Dataset rows about figures
»»

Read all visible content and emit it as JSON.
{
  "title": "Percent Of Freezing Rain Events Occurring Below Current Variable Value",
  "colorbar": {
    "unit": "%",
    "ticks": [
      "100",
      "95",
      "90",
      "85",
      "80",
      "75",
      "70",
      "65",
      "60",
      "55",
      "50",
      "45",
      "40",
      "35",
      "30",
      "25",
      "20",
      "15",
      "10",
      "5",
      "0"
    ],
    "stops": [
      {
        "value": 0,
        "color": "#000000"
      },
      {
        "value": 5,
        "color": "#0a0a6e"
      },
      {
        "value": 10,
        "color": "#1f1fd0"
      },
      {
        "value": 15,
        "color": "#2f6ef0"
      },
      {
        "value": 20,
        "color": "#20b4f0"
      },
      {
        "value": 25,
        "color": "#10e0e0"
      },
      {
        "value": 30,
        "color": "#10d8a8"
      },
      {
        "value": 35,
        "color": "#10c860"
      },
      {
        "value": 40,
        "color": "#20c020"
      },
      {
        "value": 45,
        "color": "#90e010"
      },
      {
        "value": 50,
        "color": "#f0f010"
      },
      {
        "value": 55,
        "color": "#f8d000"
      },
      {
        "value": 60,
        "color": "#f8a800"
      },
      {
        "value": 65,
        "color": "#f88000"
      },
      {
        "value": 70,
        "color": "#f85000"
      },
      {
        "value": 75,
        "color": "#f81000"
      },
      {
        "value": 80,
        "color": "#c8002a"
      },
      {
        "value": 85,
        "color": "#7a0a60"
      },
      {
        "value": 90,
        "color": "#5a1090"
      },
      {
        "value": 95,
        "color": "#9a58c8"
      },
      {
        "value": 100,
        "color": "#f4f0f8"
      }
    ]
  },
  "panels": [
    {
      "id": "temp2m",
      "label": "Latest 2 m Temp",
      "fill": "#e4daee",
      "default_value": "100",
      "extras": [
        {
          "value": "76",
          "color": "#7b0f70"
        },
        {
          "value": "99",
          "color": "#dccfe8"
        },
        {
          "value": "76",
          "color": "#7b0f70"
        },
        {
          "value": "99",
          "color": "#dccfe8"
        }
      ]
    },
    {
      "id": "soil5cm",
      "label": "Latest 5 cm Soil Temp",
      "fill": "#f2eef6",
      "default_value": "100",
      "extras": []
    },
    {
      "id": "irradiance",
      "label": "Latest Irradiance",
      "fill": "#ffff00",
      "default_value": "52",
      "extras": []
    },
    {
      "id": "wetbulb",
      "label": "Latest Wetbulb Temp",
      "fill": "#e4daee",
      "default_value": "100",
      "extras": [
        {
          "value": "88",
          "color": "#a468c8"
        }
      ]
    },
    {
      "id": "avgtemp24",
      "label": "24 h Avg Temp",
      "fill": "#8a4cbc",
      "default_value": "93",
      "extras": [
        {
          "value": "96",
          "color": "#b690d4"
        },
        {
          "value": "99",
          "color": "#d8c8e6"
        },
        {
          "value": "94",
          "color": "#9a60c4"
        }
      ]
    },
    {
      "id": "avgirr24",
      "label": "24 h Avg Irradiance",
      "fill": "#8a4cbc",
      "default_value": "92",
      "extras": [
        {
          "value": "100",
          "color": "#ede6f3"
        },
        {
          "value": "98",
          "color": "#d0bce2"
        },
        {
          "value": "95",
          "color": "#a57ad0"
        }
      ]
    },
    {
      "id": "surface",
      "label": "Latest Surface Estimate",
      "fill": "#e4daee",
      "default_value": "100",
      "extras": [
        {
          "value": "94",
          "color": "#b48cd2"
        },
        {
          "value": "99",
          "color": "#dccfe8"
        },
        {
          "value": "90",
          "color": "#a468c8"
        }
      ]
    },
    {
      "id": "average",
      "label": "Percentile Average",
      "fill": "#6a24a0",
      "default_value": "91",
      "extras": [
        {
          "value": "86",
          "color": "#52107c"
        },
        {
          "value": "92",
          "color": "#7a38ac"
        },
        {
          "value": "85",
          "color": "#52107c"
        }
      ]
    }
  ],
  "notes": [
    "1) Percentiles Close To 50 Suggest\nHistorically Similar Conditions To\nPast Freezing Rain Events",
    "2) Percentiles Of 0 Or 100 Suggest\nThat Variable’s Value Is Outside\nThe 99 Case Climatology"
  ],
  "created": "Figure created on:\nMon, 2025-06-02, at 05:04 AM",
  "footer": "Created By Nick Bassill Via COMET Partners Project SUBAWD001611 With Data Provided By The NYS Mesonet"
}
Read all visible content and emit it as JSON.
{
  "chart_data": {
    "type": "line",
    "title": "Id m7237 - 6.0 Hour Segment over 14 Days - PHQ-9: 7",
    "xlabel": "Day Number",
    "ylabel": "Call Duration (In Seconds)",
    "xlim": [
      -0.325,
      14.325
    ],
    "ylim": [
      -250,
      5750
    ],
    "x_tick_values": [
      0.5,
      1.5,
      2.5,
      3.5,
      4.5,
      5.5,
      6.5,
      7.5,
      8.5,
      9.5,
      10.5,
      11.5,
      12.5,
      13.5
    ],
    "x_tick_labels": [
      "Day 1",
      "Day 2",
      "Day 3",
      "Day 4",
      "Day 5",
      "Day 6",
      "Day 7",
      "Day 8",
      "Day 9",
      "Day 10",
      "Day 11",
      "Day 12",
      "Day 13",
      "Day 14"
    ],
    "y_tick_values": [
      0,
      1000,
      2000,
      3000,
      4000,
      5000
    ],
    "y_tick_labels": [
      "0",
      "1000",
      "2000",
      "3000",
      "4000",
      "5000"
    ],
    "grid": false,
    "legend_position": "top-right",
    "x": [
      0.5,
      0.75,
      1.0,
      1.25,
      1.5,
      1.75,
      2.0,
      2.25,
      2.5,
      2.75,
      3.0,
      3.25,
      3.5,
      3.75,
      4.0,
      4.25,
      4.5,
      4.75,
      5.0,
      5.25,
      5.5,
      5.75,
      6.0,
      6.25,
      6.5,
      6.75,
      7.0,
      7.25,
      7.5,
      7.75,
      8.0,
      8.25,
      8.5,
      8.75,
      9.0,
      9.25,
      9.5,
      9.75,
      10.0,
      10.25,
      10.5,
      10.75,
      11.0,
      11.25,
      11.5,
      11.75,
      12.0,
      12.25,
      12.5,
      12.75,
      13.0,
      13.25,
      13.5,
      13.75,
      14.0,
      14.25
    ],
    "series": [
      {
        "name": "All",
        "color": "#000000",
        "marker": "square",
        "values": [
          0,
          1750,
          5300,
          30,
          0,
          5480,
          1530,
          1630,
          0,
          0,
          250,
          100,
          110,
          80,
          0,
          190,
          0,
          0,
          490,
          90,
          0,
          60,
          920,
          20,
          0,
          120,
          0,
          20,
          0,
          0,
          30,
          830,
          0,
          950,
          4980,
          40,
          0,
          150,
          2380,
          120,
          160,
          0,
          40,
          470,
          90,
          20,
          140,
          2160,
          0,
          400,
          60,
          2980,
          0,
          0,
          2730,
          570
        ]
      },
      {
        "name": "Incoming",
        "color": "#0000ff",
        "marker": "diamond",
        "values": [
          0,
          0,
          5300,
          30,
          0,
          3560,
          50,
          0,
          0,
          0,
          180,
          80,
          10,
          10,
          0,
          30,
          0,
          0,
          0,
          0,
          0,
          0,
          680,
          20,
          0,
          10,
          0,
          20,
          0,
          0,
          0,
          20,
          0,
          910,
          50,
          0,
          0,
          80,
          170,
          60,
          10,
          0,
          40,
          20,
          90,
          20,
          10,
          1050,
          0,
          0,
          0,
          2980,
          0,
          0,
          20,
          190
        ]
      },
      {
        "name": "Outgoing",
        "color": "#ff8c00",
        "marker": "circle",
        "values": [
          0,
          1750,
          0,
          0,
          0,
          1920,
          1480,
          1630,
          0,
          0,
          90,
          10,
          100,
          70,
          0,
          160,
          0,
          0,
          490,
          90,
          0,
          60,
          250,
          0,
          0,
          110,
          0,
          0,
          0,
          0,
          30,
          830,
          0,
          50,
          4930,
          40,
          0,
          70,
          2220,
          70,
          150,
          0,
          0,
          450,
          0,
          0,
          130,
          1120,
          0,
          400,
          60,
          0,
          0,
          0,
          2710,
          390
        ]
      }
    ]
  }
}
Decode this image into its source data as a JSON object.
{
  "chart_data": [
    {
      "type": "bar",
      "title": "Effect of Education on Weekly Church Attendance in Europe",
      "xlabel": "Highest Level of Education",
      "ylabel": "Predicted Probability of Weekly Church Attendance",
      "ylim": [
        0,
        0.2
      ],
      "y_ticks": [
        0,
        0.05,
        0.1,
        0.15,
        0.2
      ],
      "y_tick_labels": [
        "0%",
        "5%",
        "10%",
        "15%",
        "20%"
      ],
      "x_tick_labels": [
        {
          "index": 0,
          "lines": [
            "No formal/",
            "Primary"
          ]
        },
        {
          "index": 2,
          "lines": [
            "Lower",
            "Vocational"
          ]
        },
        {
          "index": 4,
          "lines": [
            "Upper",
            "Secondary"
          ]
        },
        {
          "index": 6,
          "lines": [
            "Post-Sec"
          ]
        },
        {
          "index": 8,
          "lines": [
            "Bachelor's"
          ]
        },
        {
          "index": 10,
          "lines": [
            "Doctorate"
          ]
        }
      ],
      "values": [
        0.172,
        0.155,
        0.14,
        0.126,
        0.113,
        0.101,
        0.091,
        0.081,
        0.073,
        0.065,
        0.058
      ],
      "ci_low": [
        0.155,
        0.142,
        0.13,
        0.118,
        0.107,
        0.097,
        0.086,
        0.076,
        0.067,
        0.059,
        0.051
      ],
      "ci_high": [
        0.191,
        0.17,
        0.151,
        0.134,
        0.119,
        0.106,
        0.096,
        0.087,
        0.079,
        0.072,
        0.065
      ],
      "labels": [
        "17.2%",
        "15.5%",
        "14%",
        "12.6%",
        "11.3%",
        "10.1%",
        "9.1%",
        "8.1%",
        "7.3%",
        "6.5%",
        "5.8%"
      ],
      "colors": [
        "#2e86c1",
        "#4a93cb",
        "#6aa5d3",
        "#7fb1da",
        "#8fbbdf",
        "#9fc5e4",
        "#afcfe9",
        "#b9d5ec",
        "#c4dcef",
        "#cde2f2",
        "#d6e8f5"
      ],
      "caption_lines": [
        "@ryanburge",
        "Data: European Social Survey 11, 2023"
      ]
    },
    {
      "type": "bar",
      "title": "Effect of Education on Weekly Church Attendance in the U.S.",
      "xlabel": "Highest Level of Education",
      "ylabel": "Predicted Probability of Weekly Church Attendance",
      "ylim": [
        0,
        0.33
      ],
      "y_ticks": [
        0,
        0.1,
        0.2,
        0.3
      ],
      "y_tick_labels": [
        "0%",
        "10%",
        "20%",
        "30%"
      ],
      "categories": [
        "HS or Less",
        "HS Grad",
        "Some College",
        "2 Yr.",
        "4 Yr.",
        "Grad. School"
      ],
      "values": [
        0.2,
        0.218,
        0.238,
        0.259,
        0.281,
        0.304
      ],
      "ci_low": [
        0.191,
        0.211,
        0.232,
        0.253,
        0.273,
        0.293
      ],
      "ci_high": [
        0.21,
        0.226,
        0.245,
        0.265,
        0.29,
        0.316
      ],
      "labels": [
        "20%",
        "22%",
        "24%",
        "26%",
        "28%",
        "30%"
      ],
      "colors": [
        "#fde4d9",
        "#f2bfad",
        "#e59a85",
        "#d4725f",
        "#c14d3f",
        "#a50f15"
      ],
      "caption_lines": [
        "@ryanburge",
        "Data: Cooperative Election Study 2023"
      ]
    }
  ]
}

««

### TO DO
Copy each line of the records that contains the word "Weekly".

### EXERCISE RESULT
      "title": "Effect of Education on Weekly Church Attendance in Europe",
      "ylabel": "Predicted Probability of Weekly Church Attendance",
      "title": "Effect of Education on Weekly Church Attendance in the U.S.",
      "ylabel": "Predicted Probability of Weekly Church Attendance",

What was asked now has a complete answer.